══ Extracted material

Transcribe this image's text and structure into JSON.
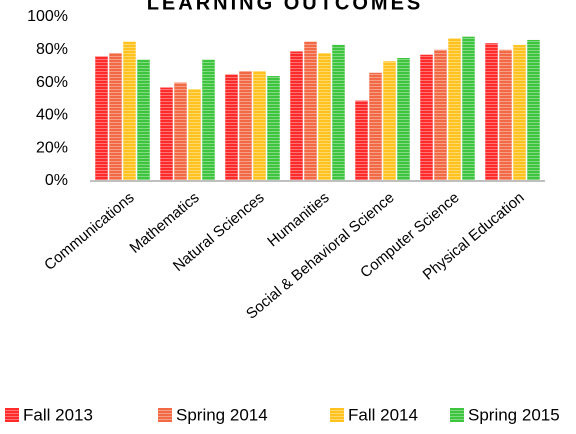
{
  "chart_data": {
    "type": "bar",
    "title": "LEARNING OUTCOMES",
    "categories": [
      "Communications",
      "Mathematics",
      "Natural Sciences",
      "Humanities",
      "Social & Behavioral Science",
      "Computer Science",
      "Physical Education"
    ],
    "series": [
      {
        "name": "Fall 2013",
        "color": "#ff2a2a",
        "values": [
          76,
          57,
          65,
          79,
          49,
          77,
          84
        ]
      },
      {
        "name": "Spring 2014",
        "color": "#f26a45",
        "values": [
          78,
          60,
          67,
          85,
          66,
          80,
          80
        ]
      },
      {
        "name": "Fall 2014",
        "color": "#ffc21f",
        "values": [
          85,
          56,
          67,
          78,
          73,
          87,
          83
        ]
      },
      {
        "name": "Spring 2015",
        "color": "#3ec43e",
        "values": [
          74,
          74,
          64,
          83,
          75,
          88,
          86
        ]
      }
    ],
    "ylim": [
      0,
      100
    ],
    "yticks": [
      {
        "value": 0,
        "label": "0%"
      },
      {
        "value": 20,
        "label": "20%"
      },
      {
        "value": 40,
        "label": "40%"
      },
      {
        "value": 60,
        "label": "60%"
      },
      {
        "value": 80,
        "label": "80%"
      },
      {
        "value": 100,
        "label": "100%"
      }
    ],
    "grid": false,
    "legend": "bottom"
  }
}
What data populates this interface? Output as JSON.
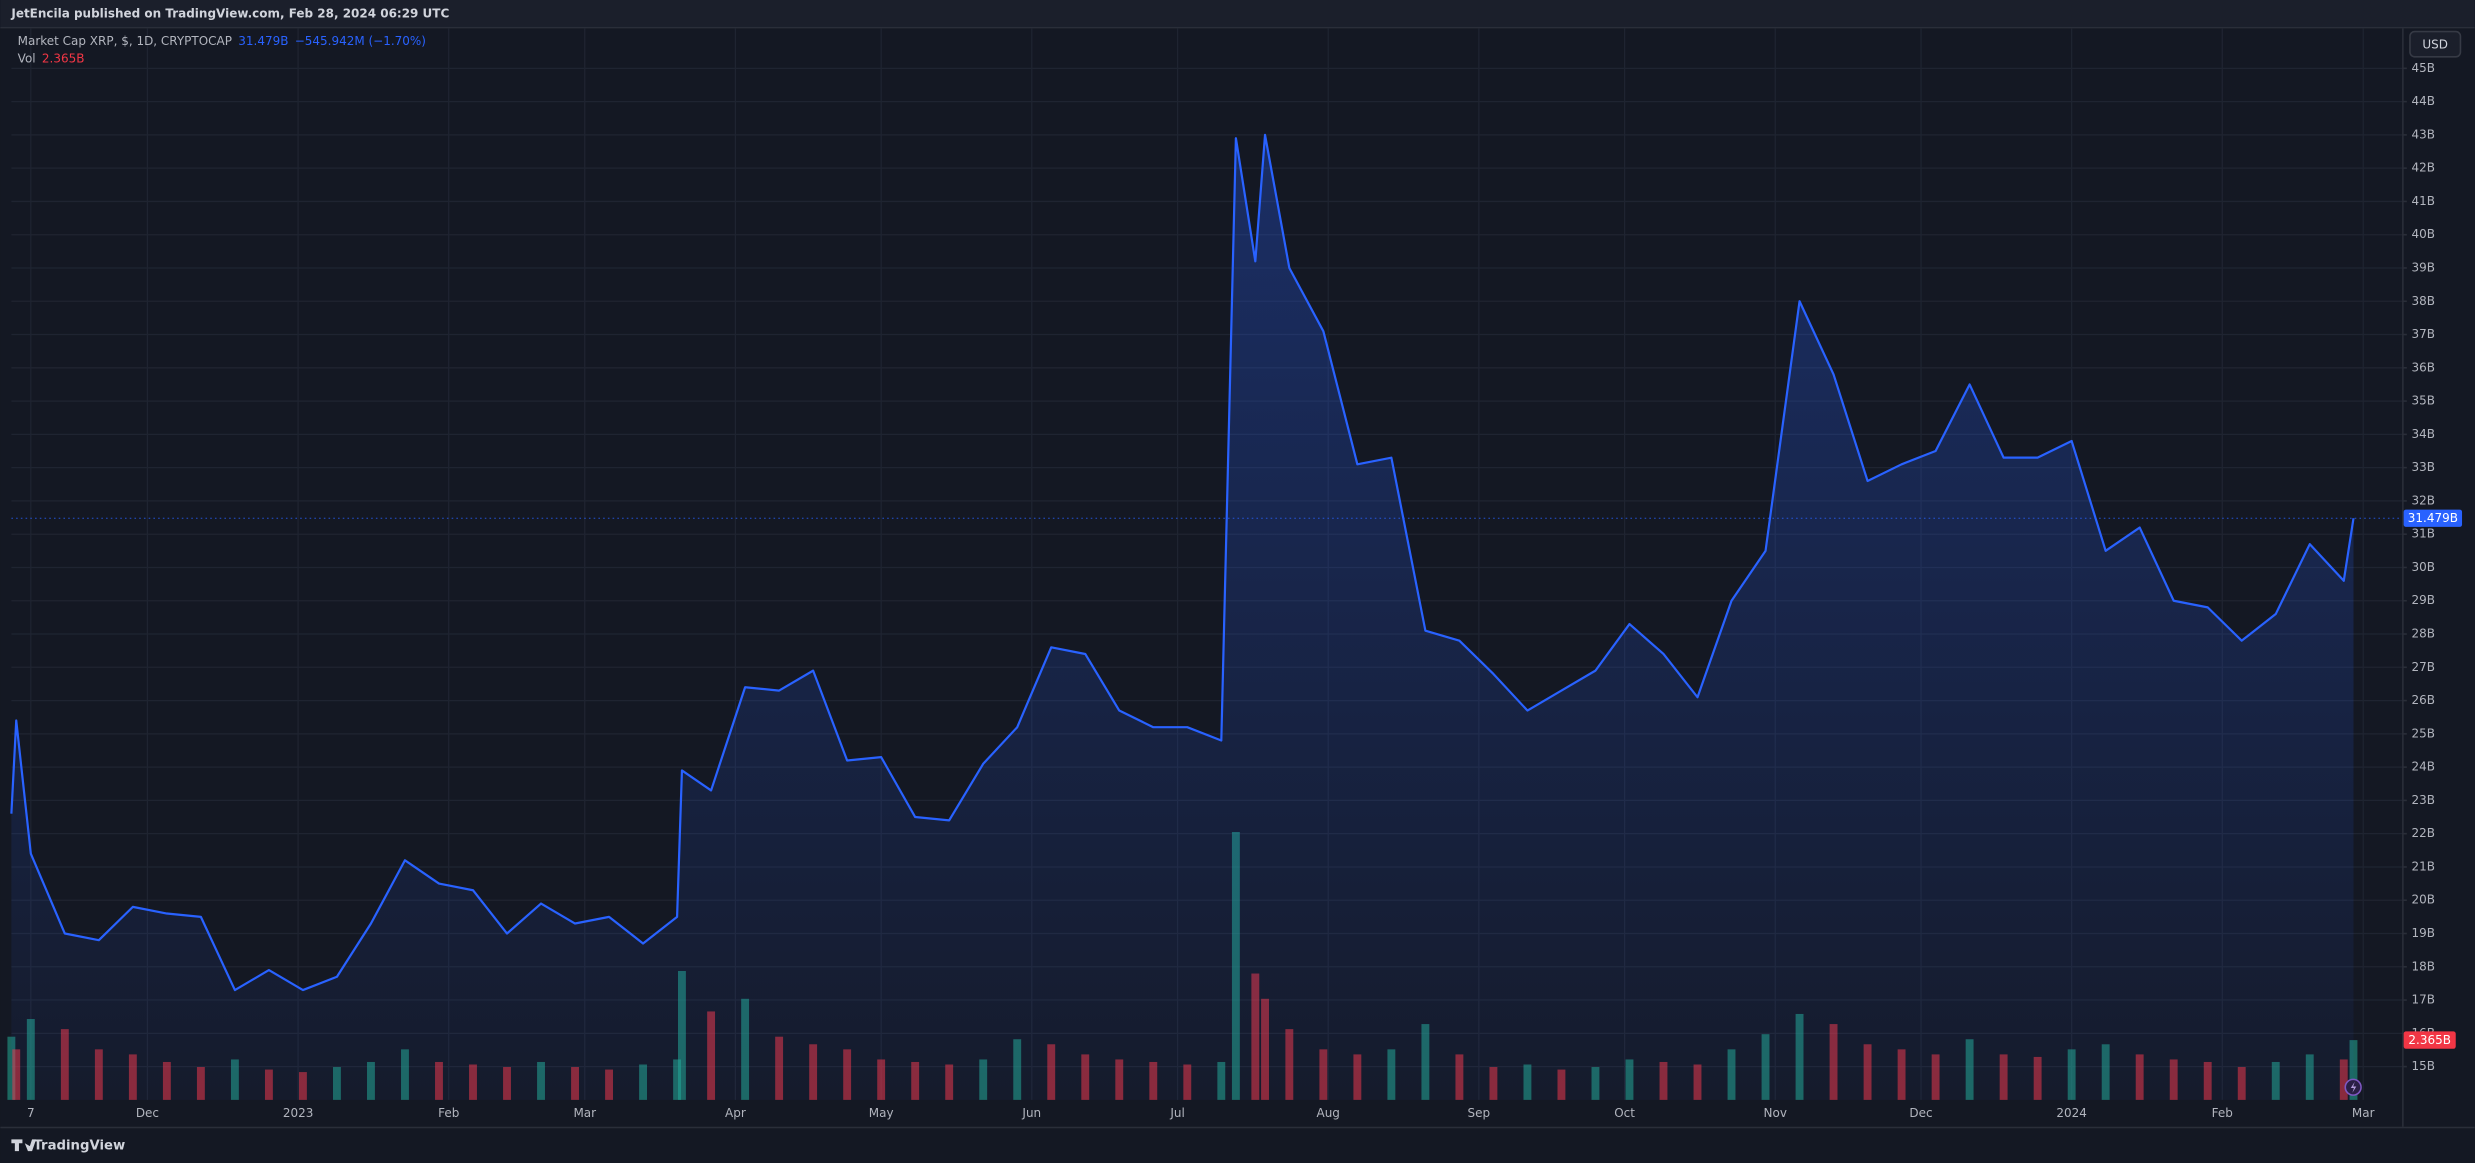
{
  "header": {
    "published": "JetEncila published on TradingView.com, Feb 28, 2024 06:29 UTC"
  },
  "ui": {
    "currency": "USD"
  },
  "footer": {
    "brand": "TradingView"
  },
  "chart_data": {
    "type": "line",
    "change_label": "−545.942M (−1.70%)",
    "x": [
      "2022-11-03",
      "2022-11-04",
      "2022-11-07",
      "2022-11-14",
      "2022-11-21",
      "2022-11-28",
      "2022-12-05",
      "2022-12-12",
      "2022-12-19",
      "2022-12-26",
      "2023-01-02",
      "2023-01-09",
      "2023-01-16",
      "2023-01-23",
      "2023-01-30",
      "2023-02-06",
      "2023-02-13",
      "2023-02-20",
      "2023-02-27",
      "2023-03-06",
      "2023-03-13",
      "2023-03-20",
      "2023-03-21",
      "2023-03-27",
      "2023-04-03",
      "2023-04-10",
      "2023-04-17",
      "2023-04-24",
      "2023-05-01",
      "2023-05-08",
      "2023-05-15",
      "2023-05-22",
      "2023-05-29",
      "2023-06-05",
      "2023-06-12",
      "2023-06-19",
      "2023-06-26",
      "2023-07-03",
      "2023-07-10",
      "2023-07-13",
      "2023-07-17",
      "2023-07-19",
      "2023-07-24",
      "2023-07-31",
      "2023-08-07",
      "2023-08-14",
      "2023-08-21",
      "2023-08-28",
      "2023-09-04",
      "2023-09-11",
      "2023-09-18",
      "2023-09-25",
      "2023-10-02",
      "2023-10-09",
      "2023-10-16",
      "2023-10-23",
      "2023-10-30",
      "2023-11-06",
      "2023-11-13",
      "2023-11-20",
      "2023-11-27",
      "2023-12-04",
      "2023-12-11",
      "2023-12-18",
      "2023-12-25",
      "2024-01-01",
      "2024-01-08",
      "2024-01-15",
      "2024-01-22",
      "2024-01-29",
      "2024-02-05",
      "2024-02-12",
      "2024-02-19",
      "2024-02-26",
      "2024-02-28"
    ],
    "series": [
      {
        "name": "Market Cap XRP, $, 1D, CRYPTOCAP",
        "color": "#2962ff",
        "values": [
          22.6,
          25.4,
          21.4,
          19.0,
          18.8,
          19.8,
          19.6,
          19.5,
          17.3,
          17.9,
          17.3,
          17.7,
          19.3,
          21.2,
          20.5,
          20.3,
          19.0,
          19.9,
          19.3,
          19.5,
          18.7,
          19.5,
          23.9,
          23.3,
          26.4,
          26.3,
          26.9,
          24.2,
          24.3,
          22.5,
          22.4,
          24.1,
          25.2,
          27.6,
          27.4,
          25.7,
          25.2,
          25.2,
          24.8,
          42.9,
          39.2,
          43.0,
          39.0,
          37.1,
          33.1,
          33.3,
          28.1,
          27.8,
          26.8,
          25.7,
          26.3,
          26.9,
          28.3,
          27.4,
          26.1,
          29.0,
          30.5,
          38.0,
          35.8,
          32.6,
          33.1,
          33.5,
          35.5,
          33.3,
          33.3,
          33.8,
          30.5,
          31.2,
          29.0,
          28.8,
          27.8,
          28.6,
          30.7,
          29.6,
          31.479
        ],
        "value_labels": [
          null,
          null,
          null,
          null,
          null,
          null,
          null,
          null,
          null,
          null,
          null,
          null,
          null,
          null,
          null,
          null,
          null,
          null,
          null,
          null,
          null,
          null,
          null,
          null,
          null,
          null,
          null,
          null,
          null,
          null,
          null,
          null,
          null,
          null,
          null,
          null,
          null,
          null,
          null,
          null,
          null,
          null,
          null,
          null,
          null,
          null,
          null,
          null,
          null,
          null,
          null,
          null,
          null,
          null,
          null,
          null,
          null,
          null,
          null,
          null,
          null,
          null,
          null,
          null,
          null,
          null,
          null,
          null,
          null,
          null,
          null,
          null,
          null,
          null,
          "31.479B"
        ]
      },
      {
        "name": "Vol",
        "axis": "y2",
        "color": "#f23645",
        "up_color": "#22ab94",
        "down_color": "#f23645",
        "values": [
          2.5,
          2.0,
          3.2,
          2.8,
          2.0,
          1.8,
          1.5,
          1.3,
          1.6,
          1.2,
          1.1,
          1.3,
          1.5,
          2.0,
          1.5,
          1.4,
          1.3,
          1.5,
          1.3,
          1.2,
          1.4,
          1.6,
          5.1,
          3.5,
          4.0,
          2.5,
          2.2,
          2.0,
          1.6,
          1.5,
          1.4,
          1.6,
          2.4,
          2.2,
          1.8,
          1.6,
          1.5,
          1.4,
          1.5,
          10.6,
          5.0,
          4.0,
          2.8,
          2.0,
          1.8,
          2.0,
          3.0,
          1.8,
          1.3,
          1.4,
          1.2,
          1.3,
          1.6,
          1.5,
          1.4,
          2.0,
          2.6,
          3.4,
          3.0,
          2.2,
          2.0,
          1.8,
          2.4,
          1.8,
          1.7,
          2.0,
          2.2,
          1.8,
          1.6,
          1.5,
          1.3,
          1.5,
          1.8,
          1.6,
          2.365
        ],
        "value_labels": [
          null,
          null,
          null,
          null,
          null,
          null,
          null,
          null,
          null,
          null,
          null,
          null,
          null,
          null,
          null,
          null,
          null,
          null,
          null,
          null,
          null,
          null,
          null,
          null,
          null,
          null,
          null,
          null,
          null,
          null,
          null,
          null,
          null,
          null,
          null,
          null,
          null,
          null,
          null,
          null,
          null,
          null,
          null,
          null,
          null,
          null,
          null,
          null,
          null,
          null,
          null,
          null,
          null,
          null,
          null,
          null,
          null,
          null,
          null,
          null,
          null,
          null,
          null,
          null,
          null,
          null,
          null,
          null,
          null,
          null,
          null,
          null,
          null,
          null,
          "2.365B"
        ]
      }
    ],
    "xlim": [
      "2022-11-03",
      "2024-03-09"
    ],
    "xticks": [
      {
        "value": "2022-11-07",
        "label": "7"
      },
      {
        "value": "2022-12-01",
        "label": "Dec"
      },
      {
        "value": "2023-01-01",
        "label": "2023"
      },
      {
        "value": "2023-02-01",
        "label": "Feb"
      },
      {
        "value": "2023-03-01",
        "label": "Mar"
      },
      {
        "value": "2023-04-01",
        "label": "Apr"
      },
      {
        "value": "2023-05-01",
        "label": "May"
      },
      {
        "value": "2023-06-01",
        "label": "Jun"
      },
      {
        "value": "2023-07-01",
        "label": "Jul"
      },
      {
        "value": "2023-08-01",
        "label": "Aug"
      },
      {
        "value": "2023-09-01",
        "label": "Sep"
      },
      {
        "value": "2023-10-01",
        "label": "Oct"
      },
      {
        "value": "2023-11-01",
        "label": "Nov"
      },
      {
        "value": "2023-12-01",
        "label": "Dec"
      },
      {
        "value": "2024-01-01",
        "label": "2024"
      },
      {
        "value": "2024-02-01",
        "label": "Feb"
      },
      {
        "value": "2024-03-01",
        "label": "Mar"
      }
    ],
    "ylim": [
      14,
      46.2
    ],
    "yticks": [
      {
        "value": 15,
        "label": "15B"
      },
      {
        "value": 16,
        "label": "16B"
      },
      {
        "value": 17,
        "label": "17B"
      },
      {
        "value": 18,
        "label": "18B"
      },
      {
        "value": 19,
        "label": "19B"
      },
      {
        "value": 20,
        "label": "20B"
      },
      {
        "value": 21,
        "label": "21B"
      },
      {
        "value": 22,
        "label": "22B"
      },
      {
        "value": 23,
        "label": "23B"
      },
      {
        "value": 24,
        "label": "24B"
      },
      {
        "value": 25,
        "label": "25B"
      },
      {
        "value": 26,
        "label": "26B"
      },
      {
        "value": 27,
        "label": "27B"
      },
      {
        "value": 28,
        "label": "28B"
      },
      {
        "value": 29,
        "label": "29B"
      },
      {
        "value": 30,
        "label": "30B"
      },
      {
        "value": 31,
        "label": "31B"
      },
      {
        "value": 32,
        "label": "32B"
      },
      {
        "value": 33,
        "label": "33B"
      },
      {
        "value": 34,
        "label": "34B"
      },
      {
        "value": 35,
        "label": "35B"
      },
      {
        "value": 36,
        "label": "36B"
      },
      {
        "value": 37,
        "label": "37B"
      },
      {
        "value": 38,
        "label": "38B"
      },
      {
        "value": 39,
        "label": "39B"
      },
      {
        "value": 40,
        "label": "40B"
      },
      {
        "value": 41,
        "label": "41B"
      },
      {
        "value": 42,
        "label": "42B"
      },
      {
        "value": 43,
        "label": "43B"
      },
      {
        "value": 44,
        "label": "44B"
      },
      {
        "value": 45,
        "label": "45B"
      }
    ],
    "y2lim": [
      0,
      42.4
    ],
    "grid": true
  }
}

════

▸ **Requirement**
Tally how many lines of the data include the word "name". Write the number and nothing else.

▸ **Finished answer**
6